▶ Problem requirements:
Produce a verbatim copy of the entries listed below.

▶ Data listing:
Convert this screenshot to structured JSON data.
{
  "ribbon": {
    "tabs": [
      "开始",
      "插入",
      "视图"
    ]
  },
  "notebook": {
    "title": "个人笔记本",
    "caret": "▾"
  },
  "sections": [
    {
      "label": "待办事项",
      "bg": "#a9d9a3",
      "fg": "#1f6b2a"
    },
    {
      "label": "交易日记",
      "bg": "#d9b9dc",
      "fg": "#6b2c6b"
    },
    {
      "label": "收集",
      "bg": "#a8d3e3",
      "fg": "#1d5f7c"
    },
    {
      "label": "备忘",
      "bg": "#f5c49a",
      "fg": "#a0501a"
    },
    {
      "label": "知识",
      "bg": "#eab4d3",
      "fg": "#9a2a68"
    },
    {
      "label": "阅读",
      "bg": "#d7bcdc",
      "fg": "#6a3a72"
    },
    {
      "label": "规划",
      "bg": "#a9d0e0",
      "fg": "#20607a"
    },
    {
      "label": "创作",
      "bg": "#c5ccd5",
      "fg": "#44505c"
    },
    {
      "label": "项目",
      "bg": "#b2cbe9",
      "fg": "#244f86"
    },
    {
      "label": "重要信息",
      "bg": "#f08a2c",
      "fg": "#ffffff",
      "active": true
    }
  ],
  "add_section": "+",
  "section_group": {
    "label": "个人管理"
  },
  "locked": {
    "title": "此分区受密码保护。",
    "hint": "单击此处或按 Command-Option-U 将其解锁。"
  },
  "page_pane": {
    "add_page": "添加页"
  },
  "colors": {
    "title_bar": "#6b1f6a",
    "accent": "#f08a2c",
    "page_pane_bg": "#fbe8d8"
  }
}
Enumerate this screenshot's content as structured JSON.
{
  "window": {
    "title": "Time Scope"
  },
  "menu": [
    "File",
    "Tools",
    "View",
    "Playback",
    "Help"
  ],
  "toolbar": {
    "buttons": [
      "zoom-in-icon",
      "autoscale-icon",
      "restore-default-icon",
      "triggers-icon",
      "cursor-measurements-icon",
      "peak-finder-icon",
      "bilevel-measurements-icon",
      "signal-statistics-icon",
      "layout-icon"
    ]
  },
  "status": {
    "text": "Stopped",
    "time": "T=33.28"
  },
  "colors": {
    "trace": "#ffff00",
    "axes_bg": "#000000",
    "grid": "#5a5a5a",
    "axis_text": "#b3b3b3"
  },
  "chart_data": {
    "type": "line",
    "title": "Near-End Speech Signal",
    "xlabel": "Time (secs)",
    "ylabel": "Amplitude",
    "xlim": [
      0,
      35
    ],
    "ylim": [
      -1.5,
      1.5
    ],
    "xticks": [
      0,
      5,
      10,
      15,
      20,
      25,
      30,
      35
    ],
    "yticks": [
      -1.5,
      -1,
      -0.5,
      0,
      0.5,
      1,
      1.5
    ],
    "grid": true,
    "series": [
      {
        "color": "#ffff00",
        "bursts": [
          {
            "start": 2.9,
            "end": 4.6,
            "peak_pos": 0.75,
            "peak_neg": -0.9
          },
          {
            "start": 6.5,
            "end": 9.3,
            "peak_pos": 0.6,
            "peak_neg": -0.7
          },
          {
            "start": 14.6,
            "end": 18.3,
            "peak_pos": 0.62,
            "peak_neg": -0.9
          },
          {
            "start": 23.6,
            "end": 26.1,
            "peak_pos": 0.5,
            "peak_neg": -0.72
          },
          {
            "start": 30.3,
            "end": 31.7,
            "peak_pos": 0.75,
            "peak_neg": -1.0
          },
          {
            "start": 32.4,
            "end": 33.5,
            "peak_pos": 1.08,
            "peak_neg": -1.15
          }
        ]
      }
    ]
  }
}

▶ The solution:
Convert this screenshot to structured JSON data.
{
  "ribbon": {
    "tabs": [
      "开始",
      "插入",
      "视图"
    ]
  },
  "notebook": {
    "title": "个人笔记本",
    "caret": "▾"
  },
  "sections": [
    {
      "label": "待办事项",
      "bg": "#a9d9a3",
      "fg": "#1f6b2a"
    },
    {
      "label": "交易日记",
      "bg": "#d9b9dc",
      "fg": "#6b2c6b"
    },
    {
      "label": "收集",
      "bg": "#a8d3e3",
      "fg": "#1d5f7c"
    },
    {
      "label": "备忘",
      "bg": "#f5c49a",
      "fg": "#a0501a"
    },
    {
      "label": "知识",
      "bg": "#eab4d3",
      "fg": "#9a2a68"
    },
    {
      "label": "阅读",
      "bg": "#d7bcdc",
      "fg": "#6a3a72"
    },
    {
      "label": "规划",
      "bg": "#a9d0e0",
      "fg": "#20607a"
    },
    {
      "label": "创作",
      "bg": "#c5ccd5",
      "fg": "#44505c"
    },
    {
      "label": "项目",
      "bg": "#b2cbe9",
      "fg": "#244f86"
    },
    {
      "label": "重要信息",
      "bg": "#f08a2c",
      "fg": "#ffffff",
      "active": true
    }
  ],
  "add_section": "+",
  "section_group": {
    "label": "个人管理"
  },
  "locked": {
    "title": "此分区受密码保护。",
    "hint": "单击此处或按 Command-Option-U 将其解锁。"
  },
  "page_pane": {
    "add_page": "添加页"
  },
  "colors": {
    "title_bar": "#6b1f6a",
    "accent": "#f08a2c",
    "page_pane_bg": "#fbe8d8"
  }
}
Enumerate this screenshot's content as structured JSON.
{
  "window": {
    "title": "Time Scope"
  },
  "menu": [
    "File",
    "Tools",
    "View",
    "Playback",
    "Help"
  ],
  "toolbar": {
    "buttons": [
      "zoom-in-icon",
      "autoscale-icon",
      "restore-default-icon",
      "triggers-icon",
      "cursor-measurements-icon",
      "peak-finder-icon",
      "bilevel-measurements-icon",
      "signal-statistics-icon",
      "layout-icon"
    ]
  },
  "status": {
    "text": "Stopped",
    "time": "T=33.28"
  },
  "colors": {
    "trace": "#ffff00",
    "axes_bg": "#000000",
    "grid": "#5a5a5a",
    "axis_text": "#b3b3b3"
  },
  "chart_data": {
    "type": "line",
    "title": "Near-End Speech Signal",
    "xlabel": "Time (secs)",
    "ylabel": "Amplitude",
    "xlim": [
      0,
      35
    ],
    "ylim": [
      -1.5,
      1.5
    ],
    "xticks": [
      0,
      5,
      10,
      15,
      20,
      25,
      30,
      35
    ],
    "yticks": [
      -1.5,
      -1,
      -0.5,
      0,
      0.5,
      1,
      1.5
    ],
    "grid": true,
    "series": [
      {
        "color": "#ffff00",
        "bursts": [
          {
            "start": 2.9,
            "end": 4.6,
            "peak_pos": 0.75,
            "peak_neg": -0.9
          },
          {
            "start": 6.5,
            "end": 9.3,
            "peak_pos": 0.6,
            "peak_neg": -0.7
          },
          {
            "start": 14.6,
            "end": 18.3,
            "peak_pos": 0.62,
            "peak_neg": -0.9
          },
          {
            "start": 23.6,
            "end": 26.1,
            "peak_pos": 0.5,
            "peak_neg": -0.72
          },
          {
            "start": 30.3,
            "end": 31.7,
            "peak_pos": 0.75,
            "peak_neg": -1.0
          },
          {
            "start": 32.4,
            "end": 33.5,
            "peak_pos": 1.08,
            "peak_neg": -1.15
          }
        ]
      }
    ]
  }
}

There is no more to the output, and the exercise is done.